_Directive_: Report every line below that holds the word "this".

----

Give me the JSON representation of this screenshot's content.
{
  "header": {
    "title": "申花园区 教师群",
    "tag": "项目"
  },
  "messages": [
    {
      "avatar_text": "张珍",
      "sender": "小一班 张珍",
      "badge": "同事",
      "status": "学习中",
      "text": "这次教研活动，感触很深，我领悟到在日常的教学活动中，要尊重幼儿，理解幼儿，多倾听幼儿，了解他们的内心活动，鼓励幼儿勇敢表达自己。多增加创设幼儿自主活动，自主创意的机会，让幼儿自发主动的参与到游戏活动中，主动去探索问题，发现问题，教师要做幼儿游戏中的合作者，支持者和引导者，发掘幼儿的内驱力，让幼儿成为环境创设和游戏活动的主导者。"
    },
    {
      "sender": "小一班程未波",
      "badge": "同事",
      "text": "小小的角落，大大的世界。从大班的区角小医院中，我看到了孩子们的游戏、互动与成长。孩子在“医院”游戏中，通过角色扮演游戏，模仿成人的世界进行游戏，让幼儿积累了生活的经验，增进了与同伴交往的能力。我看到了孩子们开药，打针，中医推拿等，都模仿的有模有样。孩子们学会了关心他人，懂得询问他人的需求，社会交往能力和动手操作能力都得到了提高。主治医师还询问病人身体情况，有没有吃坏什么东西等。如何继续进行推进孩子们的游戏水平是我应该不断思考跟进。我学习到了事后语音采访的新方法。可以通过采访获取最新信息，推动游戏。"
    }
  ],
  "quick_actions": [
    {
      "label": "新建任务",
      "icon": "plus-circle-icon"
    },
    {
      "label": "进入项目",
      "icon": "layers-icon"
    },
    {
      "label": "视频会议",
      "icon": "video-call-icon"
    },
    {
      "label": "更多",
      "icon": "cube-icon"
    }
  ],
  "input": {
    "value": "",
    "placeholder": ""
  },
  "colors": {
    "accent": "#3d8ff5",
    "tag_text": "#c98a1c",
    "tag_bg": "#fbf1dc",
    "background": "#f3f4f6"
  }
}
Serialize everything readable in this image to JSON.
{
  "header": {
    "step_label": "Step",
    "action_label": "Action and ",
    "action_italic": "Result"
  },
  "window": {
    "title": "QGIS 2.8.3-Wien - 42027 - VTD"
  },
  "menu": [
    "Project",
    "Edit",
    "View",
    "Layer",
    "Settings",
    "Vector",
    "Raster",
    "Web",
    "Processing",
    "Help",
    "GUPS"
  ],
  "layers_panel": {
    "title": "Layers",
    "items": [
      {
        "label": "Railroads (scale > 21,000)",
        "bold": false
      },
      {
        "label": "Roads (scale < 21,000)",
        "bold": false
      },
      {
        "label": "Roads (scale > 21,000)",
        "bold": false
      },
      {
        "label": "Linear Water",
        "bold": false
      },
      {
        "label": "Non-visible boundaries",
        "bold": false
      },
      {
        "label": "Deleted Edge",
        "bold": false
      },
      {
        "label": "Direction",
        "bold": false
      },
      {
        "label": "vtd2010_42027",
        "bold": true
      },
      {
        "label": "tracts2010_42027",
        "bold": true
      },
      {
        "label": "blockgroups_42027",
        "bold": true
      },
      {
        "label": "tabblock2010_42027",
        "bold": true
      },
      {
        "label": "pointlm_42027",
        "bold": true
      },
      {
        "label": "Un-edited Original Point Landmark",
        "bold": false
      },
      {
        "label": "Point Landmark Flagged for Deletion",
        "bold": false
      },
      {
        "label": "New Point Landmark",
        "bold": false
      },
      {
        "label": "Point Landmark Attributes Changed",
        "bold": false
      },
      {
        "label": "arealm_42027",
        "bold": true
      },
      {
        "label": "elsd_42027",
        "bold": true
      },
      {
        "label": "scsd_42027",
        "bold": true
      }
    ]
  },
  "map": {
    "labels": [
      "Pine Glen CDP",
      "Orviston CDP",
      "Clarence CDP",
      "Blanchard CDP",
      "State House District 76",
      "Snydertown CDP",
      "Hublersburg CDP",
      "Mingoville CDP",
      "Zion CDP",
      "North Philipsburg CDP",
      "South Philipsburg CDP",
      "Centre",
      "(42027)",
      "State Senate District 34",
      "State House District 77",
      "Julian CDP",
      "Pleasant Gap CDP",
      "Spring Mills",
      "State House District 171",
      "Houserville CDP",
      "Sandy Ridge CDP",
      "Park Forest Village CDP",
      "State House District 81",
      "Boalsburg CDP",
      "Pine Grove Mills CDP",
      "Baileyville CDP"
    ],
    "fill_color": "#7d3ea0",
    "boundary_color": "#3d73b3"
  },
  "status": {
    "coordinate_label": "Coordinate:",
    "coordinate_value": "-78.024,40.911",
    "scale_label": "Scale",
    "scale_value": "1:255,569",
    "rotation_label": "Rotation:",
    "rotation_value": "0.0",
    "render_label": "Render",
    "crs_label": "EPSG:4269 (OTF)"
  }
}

----

_Output_:
Give me the JSON representation of this screenshot's content.
Serialize everything readable in this image to JSON.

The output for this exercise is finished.